**EJERCICIO**
Copia sin ningún cambio el fragmento del texto sobre la señora del contenedor de pilas que va desde "Hace poco, a" hasta "ubicar las décadas.".

**TEXTO EXTRAÍDO**
_ _ _
Hace poco, a horas intempestivas de la noche (las que permite esta vieja normalidad que ya dura demasiado), una imagen en la calle me hizo pensar. Tendría más de 70 años, aunque es verdad que entre la mascarilla y que no me detuve del todo, es difícil acertar, pero hay colores de pelo tirando al morado y complexiones físicas que ayudan a ubicar las décadas.

Estaba frente a un contenedor de pilas y, con la paciencia que dan los años y la dificultad para apuntar bien, iba sacando de una bolsa una a una las pilas que iba echando por la ranura pertinente, despacio, concentrada en lo que estaba haciendo. Terminó su tarea, se caló el bolso y se fue caminando despacio, imagino que deseando llegar a casa quitarse los zapatos y cambiarse, porque una no sale a la calle de cualquiera manera.

Lo del reciclaje es una cosa moderna, ya lo saben, una rutina adquirida que busca facilitar que lo ya usado tenga una nueva vida. En el caso de las pilas, sobre todo se intenta aislarlas por su gran capacidad para contaminar aun descargadas. Y ella, que seguramente a día de hoy está más preocupada por sobrevivir al Covid y poder abrazar a sus nietos, estaba allí, haciendo un esfuerzo por dejar un planeta mejor a otras generaciones a las que ni llegará a conocer. Frente al «quítate tú que me vacune yo», frente al «para lo que me queda, me importa un bledo», aquella señora fue una sacudida de conciencia para mí. Porque esa manera de actuar, generosa y concienciada, no se improvisa, sino que es una característica de la generación que se encontró un país bastante maltrecho y lo levantó a base de esfuerzo y entrega.
_ _ _
**INFORMACIÓN MOSTRADA**

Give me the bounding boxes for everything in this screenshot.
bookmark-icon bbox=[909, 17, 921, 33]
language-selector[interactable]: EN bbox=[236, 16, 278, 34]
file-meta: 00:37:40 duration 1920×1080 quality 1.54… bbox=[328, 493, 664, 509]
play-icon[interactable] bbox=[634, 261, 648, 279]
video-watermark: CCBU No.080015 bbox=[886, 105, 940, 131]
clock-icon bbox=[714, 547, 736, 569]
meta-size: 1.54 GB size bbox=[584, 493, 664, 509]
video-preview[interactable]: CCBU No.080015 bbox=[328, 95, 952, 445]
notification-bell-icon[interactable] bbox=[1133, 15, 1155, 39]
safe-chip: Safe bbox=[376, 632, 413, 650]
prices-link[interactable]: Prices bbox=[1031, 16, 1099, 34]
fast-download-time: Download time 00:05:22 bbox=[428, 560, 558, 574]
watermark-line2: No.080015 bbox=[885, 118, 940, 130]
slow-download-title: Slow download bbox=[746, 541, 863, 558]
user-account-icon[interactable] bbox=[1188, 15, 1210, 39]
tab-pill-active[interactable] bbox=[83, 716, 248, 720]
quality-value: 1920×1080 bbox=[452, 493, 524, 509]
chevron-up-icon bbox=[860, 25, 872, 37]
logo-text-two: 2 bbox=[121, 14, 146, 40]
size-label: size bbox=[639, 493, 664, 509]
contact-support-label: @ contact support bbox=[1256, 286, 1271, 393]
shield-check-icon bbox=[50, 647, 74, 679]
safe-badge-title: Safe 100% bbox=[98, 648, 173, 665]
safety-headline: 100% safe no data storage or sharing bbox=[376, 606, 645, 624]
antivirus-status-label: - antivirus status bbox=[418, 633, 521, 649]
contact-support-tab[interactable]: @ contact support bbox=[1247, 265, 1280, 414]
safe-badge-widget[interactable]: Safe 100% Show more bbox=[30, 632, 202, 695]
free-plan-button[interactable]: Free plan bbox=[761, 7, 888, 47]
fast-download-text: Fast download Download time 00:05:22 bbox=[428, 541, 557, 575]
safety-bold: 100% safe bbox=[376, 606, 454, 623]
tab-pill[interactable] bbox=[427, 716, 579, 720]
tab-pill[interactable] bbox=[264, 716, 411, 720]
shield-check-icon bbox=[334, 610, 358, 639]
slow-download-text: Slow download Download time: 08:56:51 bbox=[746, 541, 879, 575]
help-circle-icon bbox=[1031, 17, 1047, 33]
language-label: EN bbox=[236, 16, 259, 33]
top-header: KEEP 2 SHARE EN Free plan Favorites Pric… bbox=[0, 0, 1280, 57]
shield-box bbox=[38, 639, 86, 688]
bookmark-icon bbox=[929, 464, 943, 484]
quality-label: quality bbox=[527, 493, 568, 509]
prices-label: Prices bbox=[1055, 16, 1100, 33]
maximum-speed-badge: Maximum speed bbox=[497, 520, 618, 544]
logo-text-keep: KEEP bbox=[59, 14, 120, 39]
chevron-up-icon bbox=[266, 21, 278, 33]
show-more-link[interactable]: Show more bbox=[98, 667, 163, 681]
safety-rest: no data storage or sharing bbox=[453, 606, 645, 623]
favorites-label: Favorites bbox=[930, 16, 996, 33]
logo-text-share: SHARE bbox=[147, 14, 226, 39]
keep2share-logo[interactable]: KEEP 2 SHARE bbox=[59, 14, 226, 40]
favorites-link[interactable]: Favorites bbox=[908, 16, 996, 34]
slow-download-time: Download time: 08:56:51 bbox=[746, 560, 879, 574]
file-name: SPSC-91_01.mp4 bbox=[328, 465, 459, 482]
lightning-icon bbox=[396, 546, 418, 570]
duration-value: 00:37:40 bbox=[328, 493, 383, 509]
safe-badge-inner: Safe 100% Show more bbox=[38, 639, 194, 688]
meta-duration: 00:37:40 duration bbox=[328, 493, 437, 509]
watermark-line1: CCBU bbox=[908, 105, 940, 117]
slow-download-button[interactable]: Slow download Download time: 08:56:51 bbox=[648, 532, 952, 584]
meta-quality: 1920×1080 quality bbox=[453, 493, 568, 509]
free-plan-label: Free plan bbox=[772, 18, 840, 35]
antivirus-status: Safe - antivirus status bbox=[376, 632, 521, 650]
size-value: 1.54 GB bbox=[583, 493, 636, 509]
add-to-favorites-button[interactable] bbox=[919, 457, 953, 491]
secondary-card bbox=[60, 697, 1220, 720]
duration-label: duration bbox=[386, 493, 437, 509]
_ _ _
**RESULTADO DEL EJERCICIO**
Hace poco, a horas intempestivas de la noche (las que permite esta vieja normalidad que ya dura demasiado), una imagen en la calle me hizo pensar. Tendría más de 70 años, aunque es verdad que entre la mascarilla y que no me detuve del todo, es difícil acertar, pero hay colores de pelo tirando al morado y complexiones físicas que ayudan a ubicar las décadas.